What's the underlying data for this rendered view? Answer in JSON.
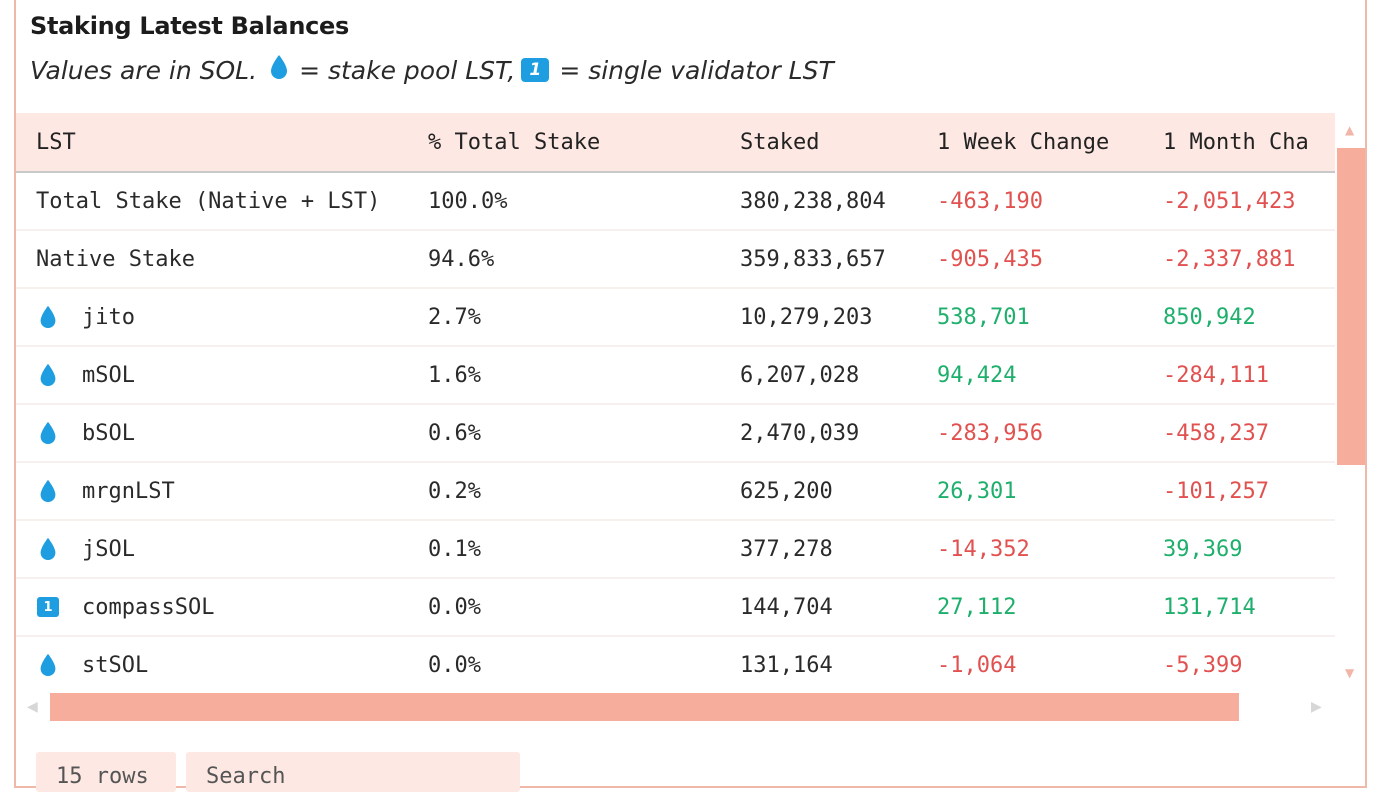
{
  "title": "Staking Latest Balances",
  "subtitle": {
    "prefix": "Values are in SOL.",
    "pool_text": "= stake pool LST,",
    "badge_text": "1",
    "validator_text": "= single validator LST"
  },
  "columns": [
    "LST",
    "% Total Stake",
    "Staked",
    "1 Week Change",
    "1 Month Cha"
  ],
  "rows": [
    {
      "name": "Total Stake (Native + LST)",
      "icon": "",
      "pct": "100.0%",
      "staked": "380,238,804",
      "week": "-463,190",
      "week_sign": "neg",
      "month": "-2,051,423",
      "month_sign": "neg"
    },
    {
      "name": "Native Stake",
      "icon": "",
      "pct": "94.6%",
      "staked": "359,833,657",
      "week": "-905,435",
      "week_sign": "neg",
      "month": "-2,337,881",
      "month_sign": "neg"
    },
    {
      "name": "jito",
      "icon": "drop-icon",
      "pct": "2.7%",
      "staked": "10,279,203",
      "week": "538,701",
      "week_sign": "pos",
      "month": "850,942",
      "month_sign": "pos"
    },
    {
      "name": "mSOL",
      "icon": "drop-icon",
      "pct": "1.6%",
      "staked": "6,207,028",
      "week": "94,424",
      "week_sign": "pos",
      "month": "-284,111",
      "month_sign": "neg"
    },
    {
      "name": "bSOL",
      "icon": "drop-icon",
      "pct": "0.6%",
      "staked": "2,470,039",
      "week": "-283,956",
      "week_sign": "neg",
      "month": "-458,237",
      "month_sign": "neg"
    },
    {
      "name": "mrgnLST",
      "icon": "drop-icon",
      "pct": "0.2%",
      "staked": "625,200",
      "week": "26,301",
      "week_sign": "pos",
      "month": "-101,257",
      "month_sign": "neg"
    },
    {
      "name": "jSOL",
      "icon": "drop-icon",
      "pct": "0.1%",
      "staked": "377,278",
      "week": "-14,352",
      "week_sign": "neg",
      "month": "39,369",
      "month_sign": "pos"
    },
    {
      "name": "compassSOL",
      "icon": "validator-badge-icon",
      "pct": "0.0%",
      "staked": "144,704",
      "week": "27,112",
      "week_sign": "pos",
      "month": "131,714",
      "month_sign": "pos"
    },
    {
      "name": "stSOL",
      "icon": "drop-icon",
      "pct": "0.0%",
      "staked": "131,164",
      "week": "-1,064",
      "week_sign": "neg",
      "month": "-5,399",
      "month_sign": "neg"
    }
  ],
  "footer": {
    "page_size": "15 rows",
    "search_placeholder": "Search"
  },
  "colors": {
    "negative": "#e0514f",
    "positive": "#1faf6c",
    "drop": "#1e9ee0",
    "accent": "#f6ad9c"
  }
}
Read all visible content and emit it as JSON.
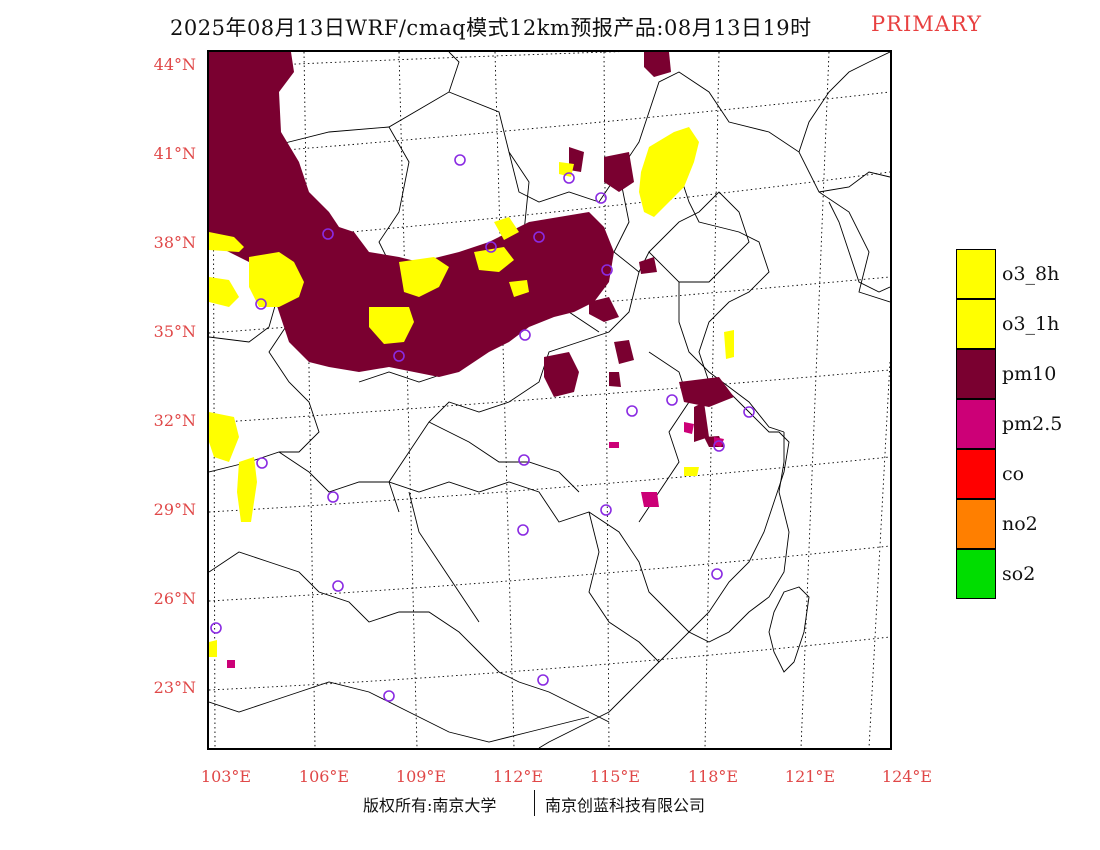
{
  "header": {
    "title": "2025年08月13日WRF/cmaq模式12km预报产品:08月13日19时",
    "tag": "PRIMARY"
  },
  "map": {
    "lat_labels": [
      "44°N",
      "41°N",
      "38°N",
      "35°N",
      "32°N",
      "29°N",
      "26°N",
      "23°N"
    ],
    "lon_labels": [
      "103°E",
      "106°E",
      "109°E",
      "112°E",
      "115°E",
      "118°E",
      "121°E",
      "124°E"
    ],
    "colors": {
      "o3_8h": "#ffff00",
      "o3_1h": "#ffff00",
      "pm10": "#7a0030",
      "pm2_5": "#cc0077",
      "co": "#ff0000",
      "no2": "#ff7f00",
      "so2": "#00dd00",
      "station_marker": "#8a2be2",
      "graticule": "#000000"
    }
  },
  "legend": {
    "items": [
      {
        "label": "o3_8h",
        "color": "#ffff00"
      },
      {
        "label": "o3_1h",
        "color": "#ffff00"
      },
      {
        "label": "pm10",
        "color": "#7a0030"
      },
      {
        "label": "pm2.5",
        "color": "#cc0077"
      },
      {
        "label": "co",
        "color": "#ff0000"
      },
      {
        "label": "no2",
        "color": "#ff7f00"
      },
      {
        "label": "so2",
        "color": "#00dd00"
      }
    ]
  },
  "footer": {
    "left": "版权所有:南京大学",
    "right": "南京创蓝科技有限公司"
  }
}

### Task to carry out
Gather up every line in the data above that contains the word "Total", copying each one.

### Answer
    "% Total Stake",
      "name": "Total Stake (Native + LST)",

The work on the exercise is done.